Excerpts from a figure dataset
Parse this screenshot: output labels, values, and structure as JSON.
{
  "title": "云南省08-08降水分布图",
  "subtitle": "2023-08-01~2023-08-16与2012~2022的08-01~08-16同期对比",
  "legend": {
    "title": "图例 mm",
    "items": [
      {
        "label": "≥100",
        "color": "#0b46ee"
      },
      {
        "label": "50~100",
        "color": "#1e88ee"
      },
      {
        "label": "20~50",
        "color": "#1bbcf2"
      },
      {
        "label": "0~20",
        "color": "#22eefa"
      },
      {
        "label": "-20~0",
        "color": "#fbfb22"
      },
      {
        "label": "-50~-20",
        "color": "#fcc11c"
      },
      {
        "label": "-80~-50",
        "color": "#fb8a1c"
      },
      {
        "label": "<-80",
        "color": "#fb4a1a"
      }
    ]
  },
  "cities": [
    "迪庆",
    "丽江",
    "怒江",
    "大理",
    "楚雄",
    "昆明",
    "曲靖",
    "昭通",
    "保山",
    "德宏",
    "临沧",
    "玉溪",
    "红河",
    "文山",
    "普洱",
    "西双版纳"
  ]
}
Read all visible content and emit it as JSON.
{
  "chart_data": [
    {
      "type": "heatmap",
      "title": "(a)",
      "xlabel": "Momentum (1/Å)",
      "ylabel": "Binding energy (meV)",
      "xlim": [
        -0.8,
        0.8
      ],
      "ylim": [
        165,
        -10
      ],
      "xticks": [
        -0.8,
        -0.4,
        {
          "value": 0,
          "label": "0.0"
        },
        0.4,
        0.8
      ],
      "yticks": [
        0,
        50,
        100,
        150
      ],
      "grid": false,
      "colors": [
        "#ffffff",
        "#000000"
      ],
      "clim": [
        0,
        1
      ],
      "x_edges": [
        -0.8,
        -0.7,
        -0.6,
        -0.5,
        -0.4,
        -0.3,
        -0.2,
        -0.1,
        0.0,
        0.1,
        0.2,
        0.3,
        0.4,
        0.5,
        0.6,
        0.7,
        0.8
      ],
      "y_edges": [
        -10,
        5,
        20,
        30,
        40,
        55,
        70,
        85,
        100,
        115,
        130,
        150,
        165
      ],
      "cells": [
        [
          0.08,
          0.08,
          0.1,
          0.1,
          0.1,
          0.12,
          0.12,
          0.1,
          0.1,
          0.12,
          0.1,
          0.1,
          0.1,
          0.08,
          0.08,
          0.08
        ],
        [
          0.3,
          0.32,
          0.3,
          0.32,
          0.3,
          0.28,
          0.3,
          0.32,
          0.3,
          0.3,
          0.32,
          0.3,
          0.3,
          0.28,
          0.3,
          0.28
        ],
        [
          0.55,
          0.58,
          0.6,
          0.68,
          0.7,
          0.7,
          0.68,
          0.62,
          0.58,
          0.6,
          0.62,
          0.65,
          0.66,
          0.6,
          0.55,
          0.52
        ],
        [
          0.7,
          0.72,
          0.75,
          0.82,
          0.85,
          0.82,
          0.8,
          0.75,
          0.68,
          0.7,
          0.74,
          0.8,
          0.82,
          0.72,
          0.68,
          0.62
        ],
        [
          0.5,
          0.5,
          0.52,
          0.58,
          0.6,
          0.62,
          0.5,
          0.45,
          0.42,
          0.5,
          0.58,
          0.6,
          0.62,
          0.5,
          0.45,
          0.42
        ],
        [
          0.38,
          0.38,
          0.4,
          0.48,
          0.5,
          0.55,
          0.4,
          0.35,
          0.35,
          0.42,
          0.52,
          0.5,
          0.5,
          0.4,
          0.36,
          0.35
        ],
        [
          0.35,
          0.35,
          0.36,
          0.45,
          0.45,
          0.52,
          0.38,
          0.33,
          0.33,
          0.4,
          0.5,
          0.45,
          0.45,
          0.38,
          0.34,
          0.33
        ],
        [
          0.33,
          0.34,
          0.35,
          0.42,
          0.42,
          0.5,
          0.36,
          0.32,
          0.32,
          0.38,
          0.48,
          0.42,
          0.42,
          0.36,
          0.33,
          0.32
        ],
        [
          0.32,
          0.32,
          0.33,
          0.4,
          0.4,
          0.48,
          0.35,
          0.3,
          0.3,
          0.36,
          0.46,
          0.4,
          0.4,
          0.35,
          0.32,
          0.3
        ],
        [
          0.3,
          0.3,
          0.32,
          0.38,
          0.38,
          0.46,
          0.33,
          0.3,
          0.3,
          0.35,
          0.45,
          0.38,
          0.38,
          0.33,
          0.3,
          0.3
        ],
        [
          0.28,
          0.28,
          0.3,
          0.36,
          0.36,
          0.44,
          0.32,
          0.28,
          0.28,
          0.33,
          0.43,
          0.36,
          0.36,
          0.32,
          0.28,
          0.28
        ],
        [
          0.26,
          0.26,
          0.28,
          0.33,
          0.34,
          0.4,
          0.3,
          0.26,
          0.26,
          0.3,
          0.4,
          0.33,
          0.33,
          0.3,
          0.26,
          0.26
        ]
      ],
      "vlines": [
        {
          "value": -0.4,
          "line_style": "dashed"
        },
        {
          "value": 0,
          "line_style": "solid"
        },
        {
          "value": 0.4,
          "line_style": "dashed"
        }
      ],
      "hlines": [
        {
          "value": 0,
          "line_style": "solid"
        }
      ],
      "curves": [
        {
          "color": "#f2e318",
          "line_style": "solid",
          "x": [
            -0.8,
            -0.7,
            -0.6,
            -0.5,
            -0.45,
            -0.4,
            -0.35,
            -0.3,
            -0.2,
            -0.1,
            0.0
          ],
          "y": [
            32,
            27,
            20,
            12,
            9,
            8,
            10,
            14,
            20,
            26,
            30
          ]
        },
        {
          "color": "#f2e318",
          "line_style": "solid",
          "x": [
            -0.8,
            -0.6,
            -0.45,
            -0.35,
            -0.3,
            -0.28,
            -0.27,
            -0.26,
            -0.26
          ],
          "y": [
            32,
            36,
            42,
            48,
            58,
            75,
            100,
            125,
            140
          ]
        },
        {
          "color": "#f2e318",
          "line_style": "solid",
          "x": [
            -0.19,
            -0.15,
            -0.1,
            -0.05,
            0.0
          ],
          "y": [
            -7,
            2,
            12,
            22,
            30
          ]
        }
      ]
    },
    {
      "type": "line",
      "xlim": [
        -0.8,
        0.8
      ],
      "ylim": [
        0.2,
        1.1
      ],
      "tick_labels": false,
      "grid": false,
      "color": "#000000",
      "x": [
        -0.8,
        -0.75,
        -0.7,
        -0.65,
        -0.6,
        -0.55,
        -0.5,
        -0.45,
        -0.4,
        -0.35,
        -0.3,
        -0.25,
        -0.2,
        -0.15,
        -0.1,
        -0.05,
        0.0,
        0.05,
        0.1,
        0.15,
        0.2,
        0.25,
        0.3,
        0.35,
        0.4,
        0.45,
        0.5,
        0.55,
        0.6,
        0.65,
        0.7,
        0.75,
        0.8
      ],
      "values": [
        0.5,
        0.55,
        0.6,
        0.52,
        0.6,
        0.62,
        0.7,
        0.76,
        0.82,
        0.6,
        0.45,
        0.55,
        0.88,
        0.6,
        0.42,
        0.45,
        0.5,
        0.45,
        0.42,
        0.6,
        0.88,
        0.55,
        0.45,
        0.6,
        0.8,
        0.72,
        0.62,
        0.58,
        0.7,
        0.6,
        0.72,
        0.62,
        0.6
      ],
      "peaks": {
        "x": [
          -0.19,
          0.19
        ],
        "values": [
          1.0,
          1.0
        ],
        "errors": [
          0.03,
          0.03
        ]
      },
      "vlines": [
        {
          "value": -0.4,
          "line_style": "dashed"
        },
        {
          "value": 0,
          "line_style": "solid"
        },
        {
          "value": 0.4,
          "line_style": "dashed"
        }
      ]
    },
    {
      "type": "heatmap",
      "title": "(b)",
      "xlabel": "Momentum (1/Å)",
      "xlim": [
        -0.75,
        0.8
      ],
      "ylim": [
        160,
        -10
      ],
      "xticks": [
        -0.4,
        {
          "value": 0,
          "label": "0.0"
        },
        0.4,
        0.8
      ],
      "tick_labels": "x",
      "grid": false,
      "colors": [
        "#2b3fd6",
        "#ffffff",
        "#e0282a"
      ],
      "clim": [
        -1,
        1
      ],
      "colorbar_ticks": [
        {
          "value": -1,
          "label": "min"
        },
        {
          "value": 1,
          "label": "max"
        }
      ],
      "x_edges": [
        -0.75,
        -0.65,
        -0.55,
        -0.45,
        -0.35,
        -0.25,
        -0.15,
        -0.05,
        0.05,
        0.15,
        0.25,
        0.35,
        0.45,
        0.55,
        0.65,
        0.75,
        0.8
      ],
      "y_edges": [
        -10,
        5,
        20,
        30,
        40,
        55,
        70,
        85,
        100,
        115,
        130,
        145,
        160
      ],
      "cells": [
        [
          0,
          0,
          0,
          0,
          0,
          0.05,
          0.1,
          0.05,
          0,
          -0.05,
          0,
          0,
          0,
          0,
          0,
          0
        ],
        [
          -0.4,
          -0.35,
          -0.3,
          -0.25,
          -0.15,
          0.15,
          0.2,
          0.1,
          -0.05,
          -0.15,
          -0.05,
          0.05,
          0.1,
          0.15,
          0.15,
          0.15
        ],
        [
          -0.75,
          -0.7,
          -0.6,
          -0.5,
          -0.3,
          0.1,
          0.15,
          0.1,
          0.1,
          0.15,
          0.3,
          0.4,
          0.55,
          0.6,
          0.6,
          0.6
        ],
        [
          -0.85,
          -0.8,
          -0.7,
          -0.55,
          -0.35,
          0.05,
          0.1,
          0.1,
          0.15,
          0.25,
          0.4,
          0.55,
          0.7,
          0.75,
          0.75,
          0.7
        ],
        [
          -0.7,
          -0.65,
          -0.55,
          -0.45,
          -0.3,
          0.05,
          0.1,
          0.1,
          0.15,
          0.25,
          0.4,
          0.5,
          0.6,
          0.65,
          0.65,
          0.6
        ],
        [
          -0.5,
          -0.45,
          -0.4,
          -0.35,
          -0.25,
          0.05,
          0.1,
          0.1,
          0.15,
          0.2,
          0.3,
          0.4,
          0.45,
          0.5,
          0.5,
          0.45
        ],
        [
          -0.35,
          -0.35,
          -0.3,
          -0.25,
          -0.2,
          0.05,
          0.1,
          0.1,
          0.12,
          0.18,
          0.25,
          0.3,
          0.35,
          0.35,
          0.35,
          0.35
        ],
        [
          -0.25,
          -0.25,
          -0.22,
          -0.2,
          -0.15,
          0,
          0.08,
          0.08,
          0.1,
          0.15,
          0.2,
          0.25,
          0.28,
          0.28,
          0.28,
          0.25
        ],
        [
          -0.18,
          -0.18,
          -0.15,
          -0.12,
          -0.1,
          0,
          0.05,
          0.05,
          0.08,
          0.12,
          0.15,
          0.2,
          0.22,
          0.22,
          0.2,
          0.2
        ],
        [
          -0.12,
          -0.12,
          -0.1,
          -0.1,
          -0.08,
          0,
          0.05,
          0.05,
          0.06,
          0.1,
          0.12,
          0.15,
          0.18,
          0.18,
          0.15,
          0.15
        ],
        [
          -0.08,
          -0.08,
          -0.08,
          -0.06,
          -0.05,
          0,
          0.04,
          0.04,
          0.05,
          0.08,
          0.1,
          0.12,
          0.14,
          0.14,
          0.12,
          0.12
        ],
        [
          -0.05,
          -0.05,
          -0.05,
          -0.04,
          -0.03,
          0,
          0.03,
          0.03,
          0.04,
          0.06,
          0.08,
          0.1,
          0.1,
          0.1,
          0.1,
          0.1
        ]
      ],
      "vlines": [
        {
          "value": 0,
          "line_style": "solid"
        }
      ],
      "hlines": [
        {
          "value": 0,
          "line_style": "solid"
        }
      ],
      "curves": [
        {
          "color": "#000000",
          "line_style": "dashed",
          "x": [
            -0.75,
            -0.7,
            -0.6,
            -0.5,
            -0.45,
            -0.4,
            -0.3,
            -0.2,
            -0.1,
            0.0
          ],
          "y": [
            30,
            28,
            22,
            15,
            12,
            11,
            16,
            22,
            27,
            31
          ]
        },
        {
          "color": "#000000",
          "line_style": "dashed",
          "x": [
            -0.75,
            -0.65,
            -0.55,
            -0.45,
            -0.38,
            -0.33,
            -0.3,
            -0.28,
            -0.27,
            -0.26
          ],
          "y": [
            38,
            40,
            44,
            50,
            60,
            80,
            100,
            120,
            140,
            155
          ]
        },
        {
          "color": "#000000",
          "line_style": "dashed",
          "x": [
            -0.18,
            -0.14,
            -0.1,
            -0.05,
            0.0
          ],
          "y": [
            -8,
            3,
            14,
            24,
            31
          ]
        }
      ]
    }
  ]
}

Written task: Check all the records above and select each line where the string "JSON" is found.

Final result:
Parse this screenshot: output labels, values, and structure as JSON.
Read all visible content and emit it as JSON.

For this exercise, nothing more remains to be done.